**PROBLEM**
Report every line in the listing below where the string "Nusantara" shows up.

**Data excerpts**
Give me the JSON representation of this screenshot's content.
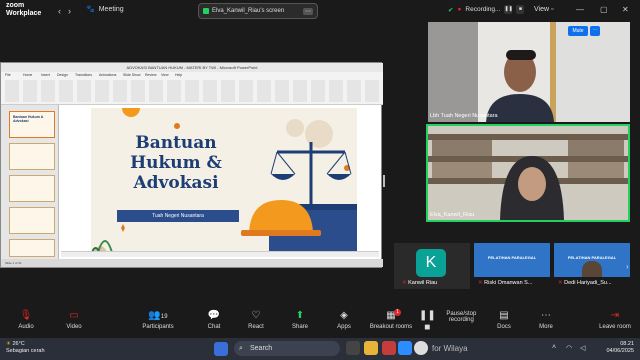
{
  "app": {
    "logo_line1": "zoom",
    "logo_line2": "Workplace"
  },
  "topbar": {
    "meeting_label": "Meeting",
    "screen_share_label": "Elva_Kanwil_Riau's screen",
    "recording_label": "Recording...",
    "view_label": "View"
  },
  "shared_screen": {
    "window_title": "ADVOKASI BANTUAN HUKUM - MATERI BY TWI - Microsoft PowerPoint",
    "ribbon_tabs": [
      "File",
      "Home",
      "Insert",
      "Design",
      "Transitions",
      "Animations",
      "Slide Show",
      "Review",
      "View",
      "Help"
    ],
    "slide": {
      "title_lines": [
        "Bantuan",
        "Hukum &",
        "Advokasi"
      ],
      "subtitle": "Tuah Negeri Nusantara"
    },
    "thumb_title": "Bantuan Hukum & Advokasi",
    "status_text": "Slide 1 of 31"
  },
  "participants_panel": {
    "mute_label": "Mute",
    "video1_name": "Lbh Tuah Negeri Nusantara",
    "video2_name": "Elva_Kanwil_Riau",
    "tiles": [
      {
        "name": "Kanwil Riau",
        "initial": "K"
      },
      {
        "name": "Riski Omanwan S...",
        "banner": "PELATIHAN PARALEGAL"
      },
      {
        "name": "Dedi Hariyadi_Su...",
        "banner": "PELATIHAN PARALEGAL"
      }
    ]
  },
  "toolbar": {
    "audio": "Audio",
    "video": "Video",
    "participants": "Participants",
    "participants_count": "19",
    "chat": "Chat",
    "react": "React",
    "share": "Share",
    "apps": "Apps",
    "breakout": "Breakout rooms",
    "breakout_badge": "1",
    "recording": "Pause/stop recording",
    "docs": "Docs",
    "more": "More",
    "leave": "Leave room"
  },
  "taskbar": {
    "temperature": "26°C",
    "weather": "Sebagian cerah",
    "search_placeholder": "Search",
    "watermark": "for Wilaya",
    "time": "08.21",
    "date": "04/06/2025"
  },
  "colors": {
    "accent": "#0e71eb",
    "share_green": "#23d160",
    "leave_red": "#e02828",
    "slide_title": "#1d3e74"
  }
}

**CORRECT RESULT**
      "subtitle": "Tuah Negeri Nusantara"
    "video1_name": "Lbh Tuah Negeri Nusantara",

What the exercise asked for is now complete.